THE DATA ::
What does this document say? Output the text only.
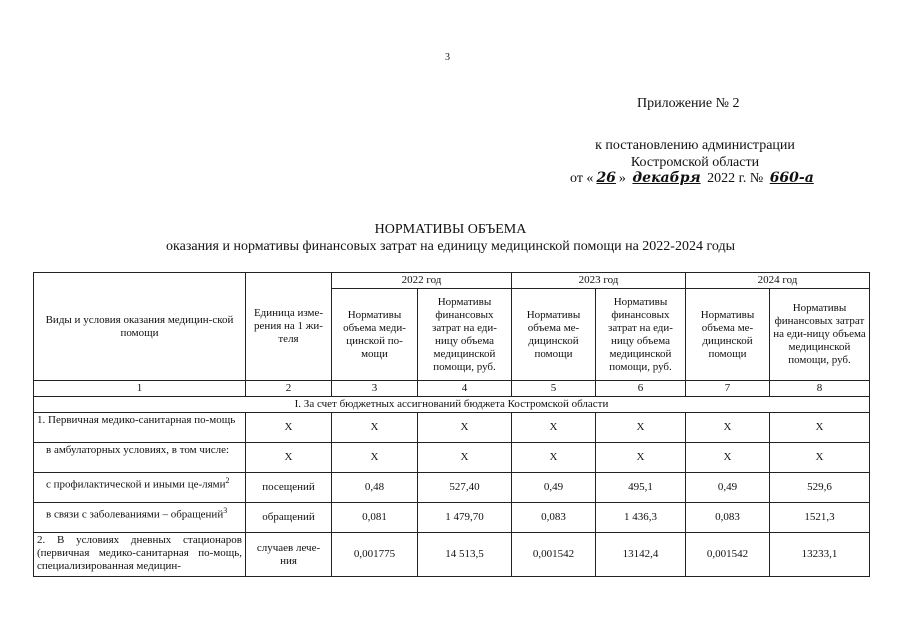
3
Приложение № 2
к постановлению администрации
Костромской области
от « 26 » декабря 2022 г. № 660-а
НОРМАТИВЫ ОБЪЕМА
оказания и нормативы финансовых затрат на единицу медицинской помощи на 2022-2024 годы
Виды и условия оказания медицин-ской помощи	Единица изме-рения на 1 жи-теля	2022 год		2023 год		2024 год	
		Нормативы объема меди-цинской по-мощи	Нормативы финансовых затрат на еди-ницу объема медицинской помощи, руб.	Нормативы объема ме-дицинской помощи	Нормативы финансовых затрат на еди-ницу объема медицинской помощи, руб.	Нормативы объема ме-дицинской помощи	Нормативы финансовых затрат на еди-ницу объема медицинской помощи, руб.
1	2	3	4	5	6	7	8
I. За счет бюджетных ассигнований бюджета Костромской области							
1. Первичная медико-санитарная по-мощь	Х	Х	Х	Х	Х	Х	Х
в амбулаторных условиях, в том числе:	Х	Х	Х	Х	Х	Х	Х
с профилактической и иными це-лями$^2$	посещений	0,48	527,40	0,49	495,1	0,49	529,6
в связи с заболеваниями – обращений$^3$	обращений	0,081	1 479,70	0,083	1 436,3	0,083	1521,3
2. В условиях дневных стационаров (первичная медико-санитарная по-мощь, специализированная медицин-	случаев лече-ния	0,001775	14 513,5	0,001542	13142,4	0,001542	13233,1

WHAT THIS TASK INVOLVES :: Exactly reproduce the entries above, minus the pictures.

TASK ANSWER ::
What does this document say? Output the text only.
3
Приложение № 2
к постановлению администрации
Костромской области
от « 26 » декабря 2022 г. № 660-а
НОРМАТИВЫ ОБЪЕМА
оказания и нормативы финансовых затрат на единицу медицинской помощи на 2022-2024 годы
Виды и условия оказания медицин-ской помощи	Единица изме-рения на 1 жи-теля	2022 год		2023 год		2024 год	
		Нормативы объема меди-цинской по-мощи	Нормативы финансовых затрат на еди-ницу объема медицинской помощи, руб.	Нормативы объема ме-дицинской помощи	Нормативы финансовых затрат на еди-ницу объема медицинской помощи, руб.	Нормативы объема ме-дицинской помощи	Нормативы финансовых затрат на еди-ницу объема медицинской помощи, руб.
1	2	3	4	5	6	7	8
I. За счет бюджетных ассигнований бюджета Костромской области							
1. Первичная медико-санитарная по-мощь	Х	Х	Х	Х	Х	Х	Х
в амбулаторных условиях, в том числе:	Х	Х	Х	Х	Х	Х	Х
с профилактической и иными це-лями$^2$	посещений	0,48	527,40	0,49	495,1	0,49	529,6
в связи с заболеваниями – обращений$^3$	обращений	0,081	1 479,70	0,083	1 436,3	0,083	1521,3
2. В условиях дневных стационаров (первичная медико-санитарная по-мощь, специализированная медицин-	случаев лече-ния	0,001775	14 513,5	0,001542	13142,4	0,001542	13233,1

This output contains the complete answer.